──────── SUPPLIED ENTRIES

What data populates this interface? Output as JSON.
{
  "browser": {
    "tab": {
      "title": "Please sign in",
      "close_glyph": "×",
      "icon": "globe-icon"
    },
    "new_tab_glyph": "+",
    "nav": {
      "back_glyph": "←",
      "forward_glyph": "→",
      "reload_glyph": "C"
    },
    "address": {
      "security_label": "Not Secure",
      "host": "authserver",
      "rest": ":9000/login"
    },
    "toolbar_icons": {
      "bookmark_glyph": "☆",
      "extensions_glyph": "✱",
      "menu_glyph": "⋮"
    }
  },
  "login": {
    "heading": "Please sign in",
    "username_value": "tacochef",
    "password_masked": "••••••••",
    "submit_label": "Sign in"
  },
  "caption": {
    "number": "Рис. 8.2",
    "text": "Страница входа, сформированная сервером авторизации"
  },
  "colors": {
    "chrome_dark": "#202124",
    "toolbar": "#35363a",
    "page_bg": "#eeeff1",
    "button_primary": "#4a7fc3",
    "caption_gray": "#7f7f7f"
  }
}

────────────────

JOB: Go through the records above and copy every line with the word "Please".

EXPECTED ANSWER:
      "title": "Please sign in",
    "heading": "Please sign in",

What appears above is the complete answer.